-- start of THE INPUT --

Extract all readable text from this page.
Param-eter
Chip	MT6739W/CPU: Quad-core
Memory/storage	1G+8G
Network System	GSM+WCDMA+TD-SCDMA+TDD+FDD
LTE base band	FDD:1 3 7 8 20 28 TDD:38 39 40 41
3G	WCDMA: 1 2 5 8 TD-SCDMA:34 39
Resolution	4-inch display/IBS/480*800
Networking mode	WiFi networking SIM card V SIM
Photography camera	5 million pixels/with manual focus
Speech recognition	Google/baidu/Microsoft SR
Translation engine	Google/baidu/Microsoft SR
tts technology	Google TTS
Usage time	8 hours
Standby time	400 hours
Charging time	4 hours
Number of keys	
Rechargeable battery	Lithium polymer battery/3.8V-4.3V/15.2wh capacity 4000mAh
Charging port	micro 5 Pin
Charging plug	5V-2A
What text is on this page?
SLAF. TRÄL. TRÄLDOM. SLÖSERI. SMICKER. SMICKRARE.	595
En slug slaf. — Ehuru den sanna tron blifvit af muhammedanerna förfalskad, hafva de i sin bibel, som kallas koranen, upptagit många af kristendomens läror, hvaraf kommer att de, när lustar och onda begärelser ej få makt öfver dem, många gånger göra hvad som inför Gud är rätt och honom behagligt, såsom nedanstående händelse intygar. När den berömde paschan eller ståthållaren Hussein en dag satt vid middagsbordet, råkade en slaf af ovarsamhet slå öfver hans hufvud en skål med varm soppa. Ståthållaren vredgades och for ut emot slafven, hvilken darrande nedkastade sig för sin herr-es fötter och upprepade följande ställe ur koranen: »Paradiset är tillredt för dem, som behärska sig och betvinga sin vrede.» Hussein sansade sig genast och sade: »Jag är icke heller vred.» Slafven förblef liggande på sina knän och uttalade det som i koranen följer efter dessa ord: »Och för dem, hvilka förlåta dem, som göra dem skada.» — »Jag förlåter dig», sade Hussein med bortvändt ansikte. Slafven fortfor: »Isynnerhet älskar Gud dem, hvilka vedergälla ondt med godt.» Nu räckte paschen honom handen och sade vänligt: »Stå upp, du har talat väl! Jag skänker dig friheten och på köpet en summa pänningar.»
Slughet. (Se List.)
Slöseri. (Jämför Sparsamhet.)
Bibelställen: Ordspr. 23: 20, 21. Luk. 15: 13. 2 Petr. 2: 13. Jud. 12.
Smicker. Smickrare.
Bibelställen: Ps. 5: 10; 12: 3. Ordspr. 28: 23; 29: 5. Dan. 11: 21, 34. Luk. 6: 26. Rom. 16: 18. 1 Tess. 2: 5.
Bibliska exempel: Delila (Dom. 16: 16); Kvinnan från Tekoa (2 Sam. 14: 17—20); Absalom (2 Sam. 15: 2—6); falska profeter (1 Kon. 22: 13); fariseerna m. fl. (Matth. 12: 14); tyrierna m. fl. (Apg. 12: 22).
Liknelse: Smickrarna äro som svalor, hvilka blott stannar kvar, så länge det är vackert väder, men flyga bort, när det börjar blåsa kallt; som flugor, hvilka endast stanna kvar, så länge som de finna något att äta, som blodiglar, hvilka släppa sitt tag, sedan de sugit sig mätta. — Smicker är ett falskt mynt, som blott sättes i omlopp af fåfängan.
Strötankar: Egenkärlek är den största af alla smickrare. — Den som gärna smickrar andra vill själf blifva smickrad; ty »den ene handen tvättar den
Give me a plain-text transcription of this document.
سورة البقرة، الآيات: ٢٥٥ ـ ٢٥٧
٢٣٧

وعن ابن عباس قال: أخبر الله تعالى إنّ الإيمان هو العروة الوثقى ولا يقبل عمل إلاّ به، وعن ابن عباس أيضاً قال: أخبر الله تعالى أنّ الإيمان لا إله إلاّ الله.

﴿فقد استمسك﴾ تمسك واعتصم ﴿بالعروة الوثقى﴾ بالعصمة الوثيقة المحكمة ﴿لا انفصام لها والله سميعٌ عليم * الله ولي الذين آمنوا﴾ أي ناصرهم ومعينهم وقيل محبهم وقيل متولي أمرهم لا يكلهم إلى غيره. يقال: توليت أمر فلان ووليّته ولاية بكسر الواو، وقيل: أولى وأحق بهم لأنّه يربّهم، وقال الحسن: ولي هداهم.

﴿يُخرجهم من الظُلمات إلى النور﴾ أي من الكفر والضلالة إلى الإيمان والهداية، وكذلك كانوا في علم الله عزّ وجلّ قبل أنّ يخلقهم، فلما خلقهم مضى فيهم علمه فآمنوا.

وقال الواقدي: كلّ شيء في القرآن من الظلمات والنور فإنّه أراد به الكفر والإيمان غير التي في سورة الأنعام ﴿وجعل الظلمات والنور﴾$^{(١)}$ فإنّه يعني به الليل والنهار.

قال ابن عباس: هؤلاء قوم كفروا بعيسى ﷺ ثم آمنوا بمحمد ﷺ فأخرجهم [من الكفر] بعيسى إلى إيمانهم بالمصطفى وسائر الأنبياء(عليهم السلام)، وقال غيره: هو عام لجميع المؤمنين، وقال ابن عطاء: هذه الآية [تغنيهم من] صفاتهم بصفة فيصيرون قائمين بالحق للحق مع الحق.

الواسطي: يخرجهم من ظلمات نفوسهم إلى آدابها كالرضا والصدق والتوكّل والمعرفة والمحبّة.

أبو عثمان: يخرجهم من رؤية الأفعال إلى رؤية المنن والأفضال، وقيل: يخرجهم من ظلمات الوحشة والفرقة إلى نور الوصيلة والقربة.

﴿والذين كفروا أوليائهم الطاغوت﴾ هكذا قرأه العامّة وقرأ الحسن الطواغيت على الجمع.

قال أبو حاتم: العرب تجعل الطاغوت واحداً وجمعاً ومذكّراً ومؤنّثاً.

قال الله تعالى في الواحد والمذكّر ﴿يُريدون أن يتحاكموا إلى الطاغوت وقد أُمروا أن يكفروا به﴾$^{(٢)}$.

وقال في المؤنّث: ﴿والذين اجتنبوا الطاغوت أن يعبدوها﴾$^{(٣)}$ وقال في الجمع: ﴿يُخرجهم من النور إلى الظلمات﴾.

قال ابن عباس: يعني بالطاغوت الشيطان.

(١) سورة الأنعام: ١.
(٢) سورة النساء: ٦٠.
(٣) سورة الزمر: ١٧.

-- end of THE INPUT --

§ **TASK REQUIREMENTS**:
Copy out the data shown above without altering anything.

§ **ANSWER TO THIS EXERCISE**:
Extract all readable text from this page.
Param-eter
Chip	MT6739W/CPU: Quad-core
Memory/storage	1G+8G
Network System	GSM+WCDMA+TD-SCDMA+TDD+FDD
LTE base band	FDD:1 3 7 8 20 28 TDD:38 39 40 41
3G	WCDMA: 1 2 5 8 TD-SCDMA:34 39
Resolution	4-inch display/IBS/480*800
Networking mode	WiFi networking SIM card V SIM
Photography camera	5 million pixels/with manual focus
Speech recognition	Google/baidu/Microsoft SR
Translation engine	Google/baidu/Microsoft SR
tts technology	Google TTS
Usage time	8 hours
Standby time	400 hours
Charging time	4 hours
Number of keys	
Rechargeable battery	Lithium polymer battery/3.8V-4.3V/15.2wh capacity 4000mAh
Charging port	micro 5 Pin
Charging plug	5V-2A
What text is on this page?
SLAF. TRÄL. TRÄLDOM. SLÖSERI. SMICKER. SMICKRARE.	595
En slug slaf. — Ehuru den sanna tron blifvit af muhammedanerna förfalskad, hafva de i sin bibel, som kallas koranen, upptagit många af kristendomens läror, hvaraf kommer att de, när lustar och onda begärelser ej få makt öfver dem, många gånger göra hvad som inför Gud är rätt och honom behagligt, såsom nedanstående händelse intygar. När den berömde paschan eller ståthållaren Hussein en dag satt vid middagsbordet, råkade en slaf af ovarsamhet slå öfver hans hufvud en skål med varm soppa. Ståthållaren vredgades och for ut emot slafven, hvilken darrande nedkastade sig för sin herr-es fötter och upprepade följande ställe ur koranen: »Paradiset är tillredt för dem, som behärska sig och betvinga sin vrede.» Hussein sansade sig genast och sade: »Jag är icke heller vred.» Slafven förblef liggande på sina knän och uttalade det som i koranen följer efter dessa ord: »Och för dem, hvilka förlåta dem, som göra dem skada.» — »Jag förlåter dig», sade Hussein med bortvändt ansikte. Slafven fortfor: »Isynnerhet älskar Gud dem, hvilka vedergälla ondt med godt.» Nu räckte paschen honom handen och sade vänligt: »Stå upp, du har talat väl! Jag skänker dig friheten och på köpet en summa pänningar.»
Slughet. (Se List.)
Slöseri. (Jämför Sparsamhet.)
Bibelställen: Ordspr. 23: 20, 21. Luk. 15: 13. 2 Petr. 2: 13. Jud. 12.
Smicker. Smickrare.
Bibelställen: Ps. 5: 10; 12: 3. Ordspr. 28: 23; 29: 5. Dan. 11: 21, 34. Luk. 6: 26. Rom. 16: 18. 1 Tess. 2: 5.
Bibliska exempel: Delila (Dom. 16: 16); Kvinnan från Tekoa (2 Sam. 14: 17—20); Absalom (2 Sam. 15: 2—6); falska profeter (1 Kon. 22: 13); fariseerna m. fl. (Matth. 12: 14); tyrierna m. fl. (Apg. 12: 22).
Liknelse: Smickrarna äro som svalor, hvilka blott stannar kvar, så länge det är vackert väder, men flyga bort, när det börjar blåsa kallt; som flugor, hvilka endast stanna kvar, så länge som de finna något att äta, som blodiglar, hvilka släppa sitt tag, sedan de sugit sig mätta. — Smicker är ett falskt mynt, som blott sättes i omlopp af fåfängan.
Strötankar: Egenkärlek är den största af alla smickrare. — Den som gärna smickrar andra vill själf blifva smickrad; ty »den ene handen tvättar den
Give me a plain-text transcription of this document.
سورة البقرة، الآيات: ٢٥٥ ـ ٢٥٧
٢٣٧

وعن ابن عباس قال: أخبر الله تعالى إنّ الإيمان هو العروة الوثقى ولا يقبل عمل إلاّ به، وعن ابن عباس أيضاً قال: أخبر الله تعالى أنّ الإيمان لا إله إلاّ الله.

﴿فقد استمسك﴾ تمسك واعتصم ﴿بالعروة الوثقى﴾ بالعصمة الوثيقة المحكمة ﴿لا انفصام لها والله سميعٌ عليم * الله ولي الذين آمنوا﴾ أي ناصرهم ومعينهم وقيل محبهم وقيل متولي أمرهم لا يكلهم إلى غيره. يقال: توليت أمر فلان ووليّته ولاية بكسر الواو، وقيل: أولى وأحق بهم لأنّه يربّهم، وقال الحسن: ولي هداهم.

﴿يُخرجهم من الظُلمات إلى النور﴾ أي من الكفر والضلالة إلى الإيمان والهداية، وكذلك كانوا في علم الله عزّ وجلّ قبل أنّ يخلقهم، فلما خلقهم مضى فيهم علمه فآمنوا.

وقال الواقدي: كلّ شيء في القرآن من الظلمات والنور فإنّه أراد به الكفر والإيمان غير التي في سورة الأنعام ﴿وجعل الظلمات والنور﴾$^{(١)}$ فإنّه يعني به الليل والنهار.

قال ابن عباس: هؤلاء قوم كفروا بعيسى ﷺ ثم آمنوا بمحمد ﷺ فأخرجهم [من الكفر] بعيسى إلى إيمانهم بالمصطفى وسائر الأنبياء(عليهم السلام)، وقال غيره: هو عام لجميع المؤمنين، وقال ابن عطاء: هذه الآية [تغنيهم من] صفاتهم بصفة فيصيرون قائمين بالحق للحق مع الحق.

الواسطي: يخرجهم من ظلمات نفوسهم إلى آدابها كالرضا والصدق والتوكّل والمعرفة والمحبّة.

أبو عثمان: يخرجهم من رؤية الأفعال إلى رؤية المنن والأفضال، وقيل: يخرجهم من ظلمات الوحشة والفرقة إلى نور الوصيلة والقربة.

﴿والذين كفروا أوليائهم الطاغوت﴾ هكذا قرأه العامّة وقرأ الحسن الطواغيت على الجمع.

قال أبو حاتم: العرب تجعل الطاغوت واحداً وجمعاً ومذكّراً ومؤنّثاً.

قال الله تعالى في الواحد والمذكّر ﴿يُريدون أن يتحاكموا إلى الطاغوت وقد أُمروا أن يكفروا به﴾$^{(٢)}$.

وقال في المؤنّث: ﴿والذين اجتنبوا الطاغوت أن يعبدوها﴾$^{(٣)}$ وقال في الجمع: ﴿يُخرجهم من النور إلى الظلمات﴾.

قال ابن عباس: يعني بالطاغوت الشيطان.

(١) سورة الأنعام: ١.
(٢) سورة النساء: ٦٠.
(٣) سورة الزمر: ١٧.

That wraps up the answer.